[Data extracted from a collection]
* * * *

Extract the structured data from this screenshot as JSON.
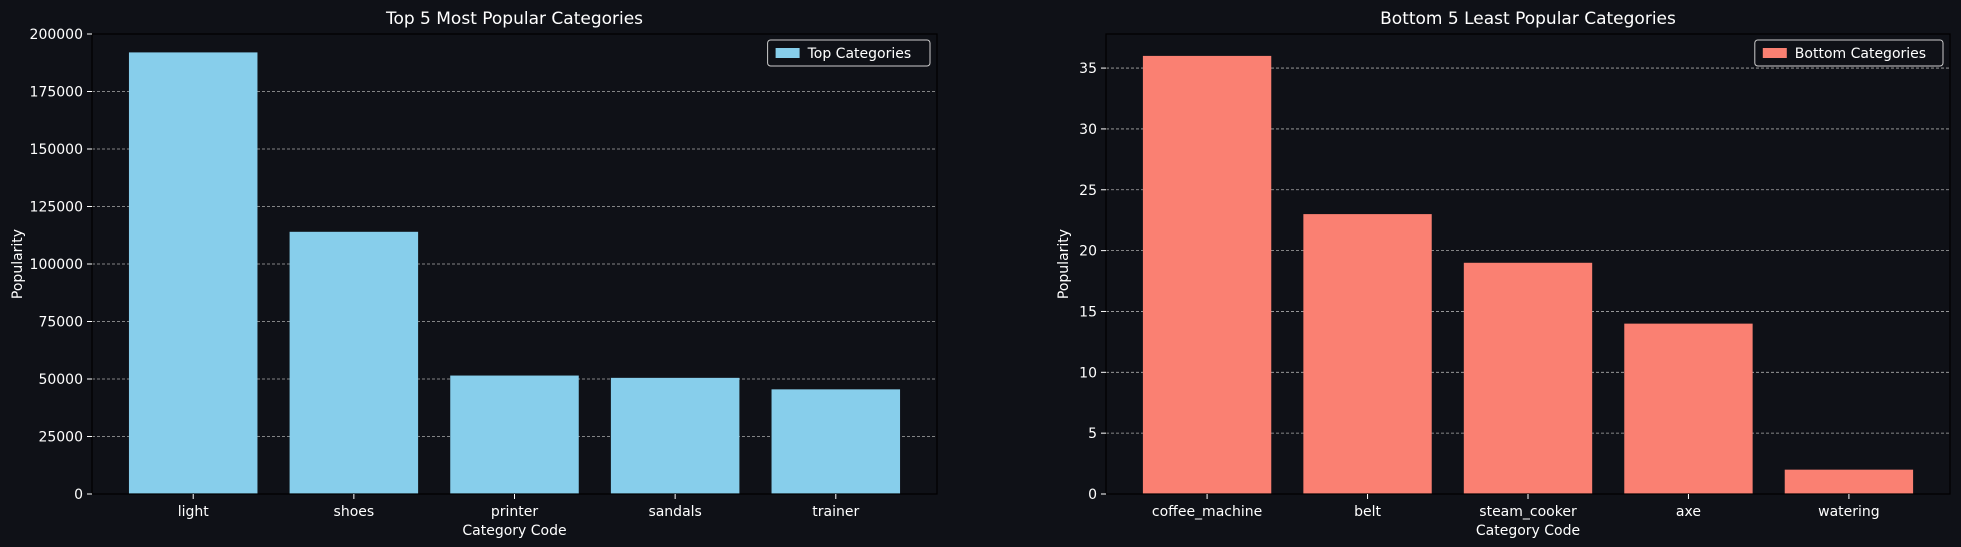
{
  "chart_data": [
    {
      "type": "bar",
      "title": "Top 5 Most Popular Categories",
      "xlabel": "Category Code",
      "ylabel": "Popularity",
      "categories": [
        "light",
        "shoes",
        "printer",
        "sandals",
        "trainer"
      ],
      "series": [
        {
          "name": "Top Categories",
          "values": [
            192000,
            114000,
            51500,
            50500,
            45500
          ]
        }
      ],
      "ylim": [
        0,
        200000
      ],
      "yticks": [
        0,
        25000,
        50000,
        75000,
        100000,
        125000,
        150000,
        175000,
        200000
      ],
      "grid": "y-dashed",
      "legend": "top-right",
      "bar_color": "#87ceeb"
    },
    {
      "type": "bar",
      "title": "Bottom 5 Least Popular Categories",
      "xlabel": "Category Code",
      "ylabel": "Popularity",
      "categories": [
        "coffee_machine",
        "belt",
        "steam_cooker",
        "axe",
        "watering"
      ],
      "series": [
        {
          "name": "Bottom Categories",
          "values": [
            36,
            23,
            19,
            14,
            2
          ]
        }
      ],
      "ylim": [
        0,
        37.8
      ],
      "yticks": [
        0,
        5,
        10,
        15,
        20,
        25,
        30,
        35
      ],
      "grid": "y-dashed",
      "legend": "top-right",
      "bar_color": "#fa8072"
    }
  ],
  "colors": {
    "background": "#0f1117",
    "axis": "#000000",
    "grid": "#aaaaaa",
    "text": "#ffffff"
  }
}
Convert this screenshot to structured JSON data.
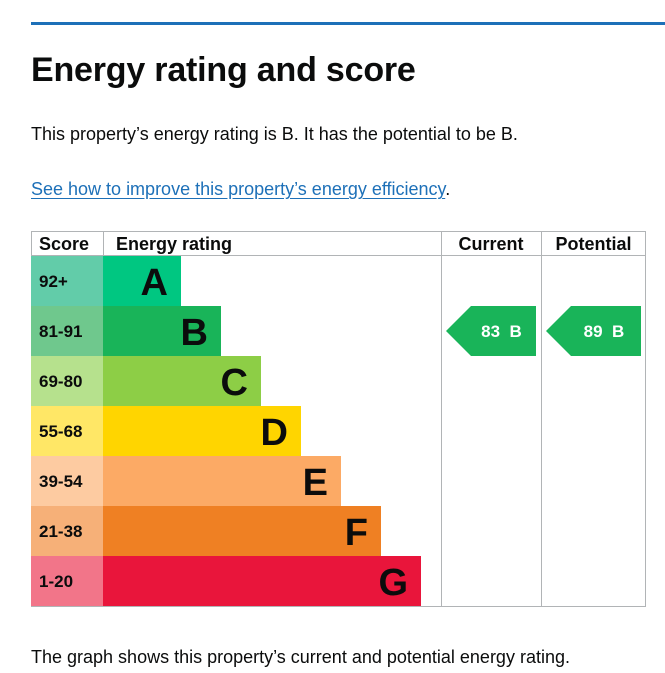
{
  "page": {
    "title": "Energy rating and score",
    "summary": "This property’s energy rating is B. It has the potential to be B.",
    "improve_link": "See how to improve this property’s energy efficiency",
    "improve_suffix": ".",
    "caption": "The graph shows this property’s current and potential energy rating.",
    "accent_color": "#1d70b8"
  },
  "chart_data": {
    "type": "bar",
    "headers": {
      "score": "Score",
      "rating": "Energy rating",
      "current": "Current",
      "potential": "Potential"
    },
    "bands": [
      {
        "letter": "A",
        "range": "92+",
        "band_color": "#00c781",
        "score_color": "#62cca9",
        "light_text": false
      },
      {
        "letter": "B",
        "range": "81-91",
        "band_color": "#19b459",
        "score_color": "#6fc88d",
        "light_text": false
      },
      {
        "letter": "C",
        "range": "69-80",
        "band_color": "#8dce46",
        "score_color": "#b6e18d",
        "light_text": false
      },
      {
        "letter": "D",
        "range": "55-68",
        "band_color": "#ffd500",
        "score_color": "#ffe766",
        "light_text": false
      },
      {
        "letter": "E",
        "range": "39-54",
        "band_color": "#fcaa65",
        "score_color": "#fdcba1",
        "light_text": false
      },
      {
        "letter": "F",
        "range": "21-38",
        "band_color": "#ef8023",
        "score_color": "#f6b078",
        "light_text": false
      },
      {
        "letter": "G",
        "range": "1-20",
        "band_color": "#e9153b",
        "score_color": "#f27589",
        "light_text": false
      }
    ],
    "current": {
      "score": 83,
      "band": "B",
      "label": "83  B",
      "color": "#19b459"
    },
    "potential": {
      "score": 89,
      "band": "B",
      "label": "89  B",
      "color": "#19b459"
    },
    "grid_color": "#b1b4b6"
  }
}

* * * *

- _GOAL_: Find how many lines include the string "property" and report that number alone.

- _RESULT OF THIS EXERCISE_: 3